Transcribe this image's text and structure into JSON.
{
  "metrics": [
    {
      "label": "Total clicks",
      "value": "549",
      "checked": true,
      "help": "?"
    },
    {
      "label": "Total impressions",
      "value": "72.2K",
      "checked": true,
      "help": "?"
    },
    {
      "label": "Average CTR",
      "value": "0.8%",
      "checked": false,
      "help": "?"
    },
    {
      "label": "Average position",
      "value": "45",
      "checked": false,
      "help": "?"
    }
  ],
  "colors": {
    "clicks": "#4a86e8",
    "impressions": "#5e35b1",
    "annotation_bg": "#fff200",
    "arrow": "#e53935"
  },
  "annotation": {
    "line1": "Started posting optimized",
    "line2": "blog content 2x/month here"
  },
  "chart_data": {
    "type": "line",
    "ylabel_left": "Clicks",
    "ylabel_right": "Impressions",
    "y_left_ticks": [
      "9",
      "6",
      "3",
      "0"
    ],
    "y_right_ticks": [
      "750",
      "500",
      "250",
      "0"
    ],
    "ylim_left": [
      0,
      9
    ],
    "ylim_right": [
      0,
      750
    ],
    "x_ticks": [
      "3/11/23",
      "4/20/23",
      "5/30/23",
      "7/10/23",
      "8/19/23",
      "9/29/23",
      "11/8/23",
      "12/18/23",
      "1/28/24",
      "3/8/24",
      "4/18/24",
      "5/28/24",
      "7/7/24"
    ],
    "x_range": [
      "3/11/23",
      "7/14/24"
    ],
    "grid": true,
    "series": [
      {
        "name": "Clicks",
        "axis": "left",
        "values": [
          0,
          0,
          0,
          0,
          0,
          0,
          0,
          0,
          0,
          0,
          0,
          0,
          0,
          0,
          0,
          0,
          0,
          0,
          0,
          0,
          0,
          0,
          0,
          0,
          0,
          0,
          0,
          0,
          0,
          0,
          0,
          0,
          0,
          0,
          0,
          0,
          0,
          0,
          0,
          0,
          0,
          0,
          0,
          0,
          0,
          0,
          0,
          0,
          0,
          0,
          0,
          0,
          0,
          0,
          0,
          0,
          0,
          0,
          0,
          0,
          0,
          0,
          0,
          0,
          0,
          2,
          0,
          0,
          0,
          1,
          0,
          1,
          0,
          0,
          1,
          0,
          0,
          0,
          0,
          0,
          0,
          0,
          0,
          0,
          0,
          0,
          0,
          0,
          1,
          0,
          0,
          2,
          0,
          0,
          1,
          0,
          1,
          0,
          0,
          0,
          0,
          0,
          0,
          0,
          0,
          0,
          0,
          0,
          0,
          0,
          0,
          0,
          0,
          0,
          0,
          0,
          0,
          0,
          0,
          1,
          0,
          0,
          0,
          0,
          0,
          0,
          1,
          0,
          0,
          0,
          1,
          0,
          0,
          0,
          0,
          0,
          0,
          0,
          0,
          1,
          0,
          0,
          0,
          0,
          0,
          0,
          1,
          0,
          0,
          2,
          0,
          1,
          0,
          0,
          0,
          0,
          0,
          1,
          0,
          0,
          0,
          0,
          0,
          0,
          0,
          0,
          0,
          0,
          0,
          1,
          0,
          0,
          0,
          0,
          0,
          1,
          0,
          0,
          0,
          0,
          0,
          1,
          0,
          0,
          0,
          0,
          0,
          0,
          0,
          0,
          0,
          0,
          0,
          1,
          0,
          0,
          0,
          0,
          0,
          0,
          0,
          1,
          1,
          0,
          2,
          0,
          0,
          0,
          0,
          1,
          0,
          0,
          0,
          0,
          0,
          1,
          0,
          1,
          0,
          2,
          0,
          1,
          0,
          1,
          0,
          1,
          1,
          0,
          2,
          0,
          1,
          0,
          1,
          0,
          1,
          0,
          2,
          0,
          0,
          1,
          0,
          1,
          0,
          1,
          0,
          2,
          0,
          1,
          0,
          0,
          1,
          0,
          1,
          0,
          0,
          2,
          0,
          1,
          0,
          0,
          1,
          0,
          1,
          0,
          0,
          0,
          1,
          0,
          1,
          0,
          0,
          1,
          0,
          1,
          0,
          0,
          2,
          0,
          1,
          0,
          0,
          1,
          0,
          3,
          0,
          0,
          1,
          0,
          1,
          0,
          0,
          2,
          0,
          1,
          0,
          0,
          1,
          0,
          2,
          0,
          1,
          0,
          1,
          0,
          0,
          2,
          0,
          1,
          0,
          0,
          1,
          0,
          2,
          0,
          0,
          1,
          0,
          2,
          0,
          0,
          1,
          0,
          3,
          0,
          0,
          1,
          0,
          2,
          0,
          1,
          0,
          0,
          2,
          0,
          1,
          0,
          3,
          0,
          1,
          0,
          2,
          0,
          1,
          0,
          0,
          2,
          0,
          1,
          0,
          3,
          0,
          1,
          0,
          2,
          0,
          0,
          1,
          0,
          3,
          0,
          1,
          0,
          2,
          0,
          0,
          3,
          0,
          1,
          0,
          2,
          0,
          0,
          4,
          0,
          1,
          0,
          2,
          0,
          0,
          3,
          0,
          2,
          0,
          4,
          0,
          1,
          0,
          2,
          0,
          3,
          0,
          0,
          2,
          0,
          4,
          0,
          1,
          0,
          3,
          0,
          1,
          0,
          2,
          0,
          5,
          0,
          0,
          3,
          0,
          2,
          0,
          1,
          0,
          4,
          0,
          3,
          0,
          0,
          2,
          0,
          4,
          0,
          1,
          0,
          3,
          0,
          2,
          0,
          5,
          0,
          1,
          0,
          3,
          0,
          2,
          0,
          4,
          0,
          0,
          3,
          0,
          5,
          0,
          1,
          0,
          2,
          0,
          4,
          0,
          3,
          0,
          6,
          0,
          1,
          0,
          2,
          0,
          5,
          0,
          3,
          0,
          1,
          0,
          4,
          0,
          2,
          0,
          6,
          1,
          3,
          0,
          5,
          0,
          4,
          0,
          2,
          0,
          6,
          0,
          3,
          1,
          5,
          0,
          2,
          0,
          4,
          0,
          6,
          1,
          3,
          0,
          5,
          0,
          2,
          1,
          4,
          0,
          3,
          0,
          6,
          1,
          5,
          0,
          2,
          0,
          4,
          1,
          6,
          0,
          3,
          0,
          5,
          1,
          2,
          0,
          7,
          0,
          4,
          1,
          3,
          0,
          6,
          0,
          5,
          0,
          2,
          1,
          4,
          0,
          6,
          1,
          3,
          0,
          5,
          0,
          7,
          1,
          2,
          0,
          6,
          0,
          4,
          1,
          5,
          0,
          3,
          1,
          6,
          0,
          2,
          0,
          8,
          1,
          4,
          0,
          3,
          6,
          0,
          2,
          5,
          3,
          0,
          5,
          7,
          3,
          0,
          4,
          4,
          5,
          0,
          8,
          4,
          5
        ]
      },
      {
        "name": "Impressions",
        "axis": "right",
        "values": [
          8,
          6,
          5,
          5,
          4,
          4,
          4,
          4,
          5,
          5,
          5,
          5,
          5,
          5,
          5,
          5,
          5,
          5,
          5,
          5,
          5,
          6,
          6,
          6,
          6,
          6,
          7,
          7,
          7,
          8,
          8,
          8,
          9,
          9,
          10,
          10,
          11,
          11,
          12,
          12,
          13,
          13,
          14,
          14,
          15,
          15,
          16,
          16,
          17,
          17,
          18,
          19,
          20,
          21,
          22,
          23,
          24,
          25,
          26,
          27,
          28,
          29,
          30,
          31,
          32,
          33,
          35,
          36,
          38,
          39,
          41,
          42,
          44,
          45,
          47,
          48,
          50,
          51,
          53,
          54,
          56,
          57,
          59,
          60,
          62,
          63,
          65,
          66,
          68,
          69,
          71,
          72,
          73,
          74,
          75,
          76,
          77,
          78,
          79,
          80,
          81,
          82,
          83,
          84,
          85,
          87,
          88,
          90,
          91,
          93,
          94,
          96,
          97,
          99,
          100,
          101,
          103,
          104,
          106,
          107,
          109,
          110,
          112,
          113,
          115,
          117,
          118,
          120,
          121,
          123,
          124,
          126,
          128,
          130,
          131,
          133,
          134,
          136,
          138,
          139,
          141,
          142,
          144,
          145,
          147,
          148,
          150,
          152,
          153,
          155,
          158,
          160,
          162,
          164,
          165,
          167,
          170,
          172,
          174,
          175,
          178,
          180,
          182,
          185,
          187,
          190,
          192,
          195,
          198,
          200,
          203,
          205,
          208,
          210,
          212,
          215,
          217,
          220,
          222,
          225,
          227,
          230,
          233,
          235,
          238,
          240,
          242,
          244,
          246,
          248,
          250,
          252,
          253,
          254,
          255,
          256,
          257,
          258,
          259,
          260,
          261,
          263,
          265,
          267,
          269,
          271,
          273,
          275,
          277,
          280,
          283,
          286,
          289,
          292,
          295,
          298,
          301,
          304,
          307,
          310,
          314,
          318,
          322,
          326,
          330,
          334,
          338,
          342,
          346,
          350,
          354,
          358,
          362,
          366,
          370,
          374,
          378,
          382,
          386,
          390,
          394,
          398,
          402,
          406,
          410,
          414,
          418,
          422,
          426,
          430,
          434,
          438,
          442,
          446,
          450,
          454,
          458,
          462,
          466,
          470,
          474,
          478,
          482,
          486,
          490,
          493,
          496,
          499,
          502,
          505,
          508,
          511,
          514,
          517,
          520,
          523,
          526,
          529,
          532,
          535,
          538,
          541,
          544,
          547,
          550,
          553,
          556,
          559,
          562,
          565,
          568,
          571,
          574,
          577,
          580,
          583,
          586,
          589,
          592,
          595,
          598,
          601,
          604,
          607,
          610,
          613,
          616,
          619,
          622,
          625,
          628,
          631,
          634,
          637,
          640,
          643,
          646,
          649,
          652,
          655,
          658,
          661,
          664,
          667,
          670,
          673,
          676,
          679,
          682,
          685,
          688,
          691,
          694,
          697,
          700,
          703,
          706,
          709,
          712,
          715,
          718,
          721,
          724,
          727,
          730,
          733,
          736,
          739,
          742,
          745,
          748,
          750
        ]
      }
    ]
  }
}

***

▶ [Task details]: From the entries above, list each line with "Total" in it.

▶ [Answer to this problem]:
      "label": "Total clicks",
      "label": "Total impressions",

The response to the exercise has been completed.